Work instruction: Write the material out again, line by line, exactly as it is.

Source data:

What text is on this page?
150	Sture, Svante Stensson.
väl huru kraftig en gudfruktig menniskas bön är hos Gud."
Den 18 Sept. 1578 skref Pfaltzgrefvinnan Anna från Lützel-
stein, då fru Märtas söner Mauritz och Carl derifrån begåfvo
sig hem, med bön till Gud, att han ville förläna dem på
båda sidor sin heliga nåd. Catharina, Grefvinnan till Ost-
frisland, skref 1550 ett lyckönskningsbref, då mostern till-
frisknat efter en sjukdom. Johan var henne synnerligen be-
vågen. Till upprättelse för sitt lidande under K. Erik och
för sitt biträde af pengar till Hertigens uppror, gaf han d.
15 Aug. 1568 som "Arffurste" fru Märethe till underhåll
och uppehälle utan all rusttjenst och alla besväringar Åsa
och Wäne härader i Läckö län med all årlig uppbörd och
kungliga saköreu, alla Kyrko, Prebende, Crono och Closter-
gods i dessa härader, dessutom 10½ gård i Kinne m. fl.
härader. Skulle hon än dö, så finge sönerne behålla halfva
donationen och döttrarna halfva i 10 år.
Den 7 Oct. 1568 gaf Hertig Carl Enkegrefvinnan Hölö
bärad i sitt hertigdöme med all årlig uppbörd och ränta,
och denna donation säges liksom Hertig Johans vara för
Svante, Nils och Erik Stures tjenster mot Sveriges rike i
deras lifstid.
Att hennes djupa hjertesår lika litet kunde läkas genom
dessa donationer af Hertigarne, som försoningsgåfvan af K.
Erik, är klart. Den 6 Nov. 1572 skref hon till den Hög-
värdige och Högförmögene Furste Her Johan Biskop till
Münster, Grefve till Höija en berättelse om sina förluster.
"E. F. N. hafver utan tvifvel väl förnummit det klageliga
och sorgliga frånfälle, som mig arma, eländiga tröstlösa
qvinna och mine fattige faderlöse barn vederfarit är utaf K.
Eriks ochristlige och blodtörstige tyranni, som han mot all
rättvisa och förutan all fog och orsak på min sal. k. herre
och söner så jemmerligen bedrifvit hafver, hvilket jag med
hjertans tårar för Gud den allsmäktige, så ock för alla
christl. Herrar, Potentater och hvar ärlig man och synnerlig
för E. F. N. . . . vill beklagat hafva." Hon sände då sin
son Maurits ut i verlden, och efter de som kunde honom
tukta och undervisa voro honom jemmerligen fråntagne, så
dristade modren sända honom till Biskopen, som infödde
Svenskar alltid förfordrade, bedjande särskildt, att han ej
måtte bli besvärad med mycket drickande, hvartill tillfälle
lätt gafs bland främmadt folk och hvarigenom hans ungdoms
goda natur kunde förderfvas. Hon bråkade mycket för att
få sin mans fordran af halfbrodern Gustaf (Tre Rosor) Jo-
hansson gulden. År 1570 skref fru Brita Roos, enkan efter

Solution for this problem:
What text is on this page?
150	Sture, Svante Stensson.
väl huru kraftig en gudfruktig menniskas bön är hos Gud."
Den 18 Sept. 1578 skref Pfaltzgrefvinnan Anna från Lützel-
stein, då fru Märtas söner Mauritz och Carl derifrån begåfvo
sig hem, med bön till Gud, att han ville förläna dem på
båda sidor sin heliga nåd. Catharina, Grefvinnan till Ost-
frisland, skref 1550 ett lyckönskningsbref, då mostern till-
frisknat efter en sjukdom. Johan var henne synnerligen be-
vågen. Till upprättelse för sitt lidande under K. Erik och
för sitt biträde af pengar till Hertigens uppror, gaf han d.
15 Aug. 1568 som "Arffurste" fru Märethe till underhåll
och uppehälle utan all rusttjenst och alla besväringar Åsa
och Wäne härader i Läckö län med all årlig uppbörd och
kungliga saköreu, alla Kyrko, Prebende, Crono och Closter-
gods i dessa härader, dessutom 10½ gård i Kinne m. fl.
härader. Skulle hon än dö, så finge sönerne behålla halfva
donationen och döttrarna halfva i 10 år.
Den 7 Oct. 1568 gaf Hertig Carl Enkegrefvinnan Hölö
bärad i sitt hertigdöme med all årlig uppbörd och ränta,
och denna donation säges liksom Hertig Johans vara för
Svante, Nils och Erik Stures tjenster mot Sveriges rike i
deras lifstid.
Att hennes djupa hjertesår lika litet kunde läkas genom
dessa donationer af Hertigarne, som försoningsgåfvan af K.
Erik, är klart. Den 6 Nov. 1572 skref hon till den Hög-
värdige och Högförmögene Furste Her Johan Biskop till
Münster, Grefve till Höija en berättelse om sina förluster.
"E. F. N. hafver utan tvifvel väl förnummit det klageliga
och sorgliga frånfälle, som mig arma, eländiga tröstlösa
qvinna och mine fattige faderlöse barn vederfarit är utaf K.
Eriks ochristlige och blodtörstige tyranni, som han mot all
rättvisa och förutan all fog och orsak på min sal. k. herre
och söner så jemmerligen bedrifvit hafver, hvilket jag med
hjertans tårar för Gud den allsmäktige, så ock för alla
christl. Herrar, Potentater och hvar ärlig man och synnerlig
för E. F. N. . . . vill beklagat hafva." Hon sände då sin
son Maurits ut i verlden, och efter de som kunde honom
tukta och undervisa voro honom jemmerligen fråntagne, så
dristade modren sända honom till Biskopen, som infödde
Svenskar alltid förfordrade, bedjande särskildt, att han ej
måtte bli besvärad med mycket drickande, hvartill tillfälle
lätt gafs bland främmadt folk och hvarigenom hans ungdoms
goda natur kunde förderfvas. Hon bråkade mycket för att
få sin mans fordran af halfbrodern Gustaf (Tre Rosor) Jo-
hansson gulden. År 1570 skref fru Brita Roos, enkan efter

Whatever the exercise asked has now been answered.